> [Written task]:
Extract every line that contains the word "Lehre".
○ ○ ○ ○
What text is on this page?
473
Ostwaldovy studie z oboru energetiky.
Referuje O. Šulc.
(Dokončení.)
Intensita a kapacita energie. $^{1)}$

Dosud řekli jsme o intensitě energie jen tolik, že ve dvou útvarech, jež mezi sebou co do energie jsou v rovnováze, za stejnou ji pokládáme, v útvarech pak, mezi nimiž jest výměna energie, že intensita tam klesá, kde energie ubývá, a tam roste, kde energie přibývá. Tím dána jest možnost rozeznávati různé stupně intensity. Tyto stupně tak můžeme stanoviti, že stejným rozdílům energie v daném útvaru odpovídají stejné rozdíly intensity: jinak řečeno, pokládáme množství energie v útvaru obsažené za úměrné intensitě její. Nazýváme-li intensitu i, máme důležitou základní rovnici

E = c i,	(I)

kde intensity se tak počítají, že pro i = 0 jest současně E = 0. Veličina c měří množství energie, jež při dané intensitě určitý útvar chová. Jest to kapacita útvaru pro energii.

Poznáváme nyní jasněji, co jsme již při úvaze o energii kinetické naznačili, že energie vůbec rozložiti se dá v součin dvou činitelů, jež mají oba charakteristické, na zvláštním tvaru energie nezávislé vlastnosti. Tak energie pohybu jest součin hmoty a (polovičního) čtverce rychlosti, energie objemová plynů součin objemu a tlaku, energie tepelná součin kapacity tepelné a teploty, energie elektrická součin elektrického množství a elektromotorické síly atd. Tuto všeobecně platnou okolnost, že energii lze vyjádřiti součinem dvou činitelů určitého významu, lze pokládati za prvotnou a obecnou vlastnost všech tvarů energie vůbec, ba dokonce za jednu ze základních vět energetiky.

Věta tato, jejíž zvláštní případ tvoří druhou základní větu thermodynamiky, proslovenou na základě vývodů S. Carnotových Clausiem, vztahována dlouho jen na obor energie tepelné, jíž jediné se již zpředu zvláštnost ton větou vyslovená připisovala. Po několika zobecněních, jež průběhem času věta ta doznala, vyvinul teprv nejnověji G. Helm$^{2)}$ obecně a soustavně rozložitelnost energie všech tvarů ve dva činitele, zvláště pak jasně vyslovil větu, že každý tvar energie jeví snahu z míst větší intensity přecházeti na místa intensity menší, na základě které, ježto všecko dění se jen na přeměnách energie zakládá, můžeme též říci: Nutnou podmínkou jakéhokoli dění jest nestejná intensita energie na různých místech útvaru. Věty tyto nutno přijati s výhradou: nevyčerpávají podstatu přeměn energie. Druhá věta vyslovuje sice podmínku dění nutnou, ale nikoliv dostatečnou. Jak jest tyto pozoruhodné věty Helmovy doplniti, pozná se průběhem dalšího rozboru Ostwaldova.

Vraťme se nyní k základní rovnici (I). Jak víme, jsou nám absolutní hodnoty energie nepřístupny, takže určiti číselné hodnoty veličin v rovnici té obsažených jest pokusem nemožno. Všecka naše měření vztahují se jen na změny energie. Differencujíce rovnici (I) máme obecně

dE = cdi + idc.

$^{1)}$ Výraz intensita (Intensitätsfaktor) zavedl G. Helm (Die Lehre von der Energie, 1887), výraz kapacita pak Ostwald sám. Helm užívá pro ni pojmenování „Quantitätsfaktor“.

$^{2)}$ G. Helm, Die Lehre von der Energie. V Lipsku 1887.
○ ○ ○ ○
> [Complete answer]:
$^{1)}$ Výraz intensita (Intensitätsfaktor) zavedl G. Helm (Die Lehre von der Energie, 1887), výraz kapacita pak Ostwald sám. Helm užívá pro ni pojmenování „Quantitätsfaktor“.
$^{2)}$ G. Helm, Die Lehre von der Energie. V Lipsku 1887.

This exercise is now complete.